EXERCISE DETAILS =
From the entries below, copy every line where the string "HOST" appears.
-- start of ROWS --
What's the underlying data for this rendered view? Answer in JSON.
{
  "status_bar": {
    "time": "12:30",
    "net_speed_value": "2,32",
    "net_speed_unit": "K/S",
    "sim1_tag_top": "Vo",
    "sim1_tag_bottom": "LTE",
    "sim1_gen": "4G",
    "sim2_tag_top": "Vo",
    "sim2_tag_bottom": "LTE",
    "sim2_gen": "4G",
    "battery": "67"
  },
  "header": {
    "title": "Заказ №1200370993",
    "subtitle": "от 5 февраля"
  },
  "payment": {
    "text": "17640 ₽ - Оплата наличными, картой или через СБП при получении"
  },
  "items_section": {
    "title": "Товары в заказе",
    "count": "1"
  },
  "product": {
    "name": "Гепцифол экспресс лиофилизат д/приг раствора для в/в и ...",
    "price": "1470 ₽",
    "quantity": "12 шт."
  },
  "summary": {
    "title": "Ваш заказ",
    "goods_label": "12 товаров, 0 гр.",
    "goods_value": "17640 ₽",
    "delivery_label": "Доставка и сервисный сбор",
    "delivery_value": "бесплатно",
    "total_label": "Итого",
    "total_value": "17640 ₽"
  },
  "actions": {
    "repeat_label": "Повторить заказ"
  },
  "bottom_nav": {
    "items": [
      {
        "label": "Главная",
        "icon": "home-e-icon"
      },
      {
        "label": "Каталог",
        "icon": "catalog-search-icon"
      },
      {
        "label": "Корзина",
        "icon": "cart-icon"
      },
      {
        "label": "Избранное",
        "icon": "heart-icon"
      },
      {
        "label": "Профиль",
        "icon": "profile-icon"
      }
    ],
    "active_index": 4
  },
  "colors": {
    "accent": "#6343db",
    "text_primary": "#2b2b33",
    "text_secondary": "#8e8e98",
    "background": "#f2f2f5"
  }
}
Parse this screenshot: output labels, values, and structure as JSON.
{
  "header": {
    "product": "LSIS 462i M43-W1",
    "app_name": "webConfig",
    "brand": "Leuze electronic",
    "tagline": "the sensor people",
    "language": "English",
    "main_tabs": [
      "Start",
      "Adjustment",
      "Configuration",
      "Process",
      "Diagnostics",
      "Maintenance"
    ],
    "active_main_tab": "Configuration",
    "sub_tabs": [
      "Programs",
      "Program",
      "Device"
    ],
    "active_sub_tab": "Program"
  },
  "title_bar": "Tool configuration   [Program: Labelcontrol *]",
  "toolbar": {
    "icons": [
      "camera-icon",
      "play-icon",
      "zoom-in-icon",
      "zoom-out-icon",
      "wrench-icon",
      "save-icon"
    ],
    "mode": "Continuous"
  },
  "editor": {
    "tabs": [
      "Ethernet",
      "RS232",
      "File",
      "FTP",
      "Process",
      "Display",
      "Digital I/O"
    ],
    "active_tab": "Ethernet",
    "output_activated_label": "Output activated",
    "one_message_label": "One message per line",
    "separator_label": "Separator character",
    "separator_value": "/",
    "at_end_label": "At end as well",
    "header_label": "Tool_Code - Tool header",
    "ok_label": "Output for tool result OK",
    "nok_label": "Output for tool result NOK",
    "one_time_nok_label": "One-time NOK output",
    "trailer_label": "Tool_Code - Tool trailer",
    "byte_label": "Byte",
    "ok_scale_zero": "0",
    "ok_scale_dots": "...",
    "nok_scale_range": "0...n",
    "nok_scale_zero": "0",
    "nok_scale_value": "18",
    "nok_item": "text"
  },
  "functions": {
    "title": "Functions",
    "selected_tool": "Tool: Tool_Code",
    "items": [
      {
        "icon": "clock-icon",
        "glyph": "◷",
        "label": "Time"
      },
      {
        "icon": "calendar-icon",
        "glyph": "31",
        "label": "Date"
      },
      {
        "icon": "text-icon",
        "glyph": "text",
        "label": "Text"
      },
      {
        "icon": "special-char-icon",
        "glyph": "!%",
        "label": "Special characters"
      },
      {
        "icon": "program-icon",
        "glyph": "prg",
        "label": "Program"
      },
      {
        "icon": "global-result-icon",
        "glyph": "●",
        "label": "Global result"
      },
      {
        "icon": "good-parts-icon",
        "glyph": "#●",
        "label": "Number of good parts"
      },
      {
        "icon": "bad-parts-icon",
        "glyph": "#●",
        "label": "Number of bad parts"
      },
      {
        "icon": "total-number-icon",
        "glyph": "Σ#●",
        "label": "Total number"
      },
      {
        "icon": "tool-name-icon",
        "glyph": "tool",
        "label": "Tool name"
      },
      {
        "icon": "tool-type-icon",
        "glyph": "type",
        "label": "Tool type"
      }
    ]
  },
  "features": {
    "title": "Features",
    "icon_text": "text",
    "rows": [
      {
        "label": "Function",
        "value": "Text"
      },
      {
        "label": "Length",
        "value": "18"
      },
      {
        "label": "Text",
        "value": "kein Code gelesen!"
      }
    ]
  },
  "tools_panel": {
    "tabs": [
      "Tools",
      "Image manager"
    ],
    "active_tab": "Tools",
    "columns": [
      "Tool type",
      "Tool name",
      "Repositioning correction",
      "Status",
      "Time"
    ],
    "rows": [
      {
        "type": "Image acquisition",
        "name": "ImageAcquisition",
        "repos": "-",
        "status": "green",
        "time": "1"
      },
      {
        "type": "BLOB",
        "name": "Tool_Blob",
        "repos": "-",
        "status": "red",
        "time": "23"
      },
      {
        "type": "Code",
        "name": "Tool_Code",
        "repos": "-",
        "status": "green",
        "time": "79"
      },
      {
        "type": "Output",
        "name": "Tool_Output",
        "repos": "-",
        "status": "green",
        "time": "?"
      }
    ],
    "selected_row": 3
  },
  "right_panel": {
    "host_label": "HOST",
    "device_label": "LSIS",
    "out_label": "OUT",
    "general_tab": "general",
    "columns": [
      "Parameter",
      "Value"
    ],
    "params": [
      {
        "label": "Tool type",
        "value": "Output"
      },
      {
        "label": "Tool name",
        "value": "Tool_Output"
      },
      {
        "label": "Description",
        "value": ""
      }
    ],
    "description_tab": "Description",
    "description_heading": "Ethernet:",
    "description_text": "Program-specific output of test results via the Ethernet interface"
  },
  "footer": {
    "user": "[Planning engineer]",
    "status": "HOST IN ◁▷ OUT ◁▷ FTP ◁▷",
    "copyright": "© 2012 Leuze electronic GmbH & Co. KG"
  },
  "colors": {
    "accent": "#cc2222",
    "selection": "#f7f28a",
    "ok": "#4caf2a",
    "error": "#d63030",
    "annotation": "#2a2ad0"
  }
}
-- end of ROWS --
ANSWER TO THE PROBLEM =
    "host_label": "HOST",
    "status": "HOST IN ◁▷ OUT ◁▷ FTP ◁▷",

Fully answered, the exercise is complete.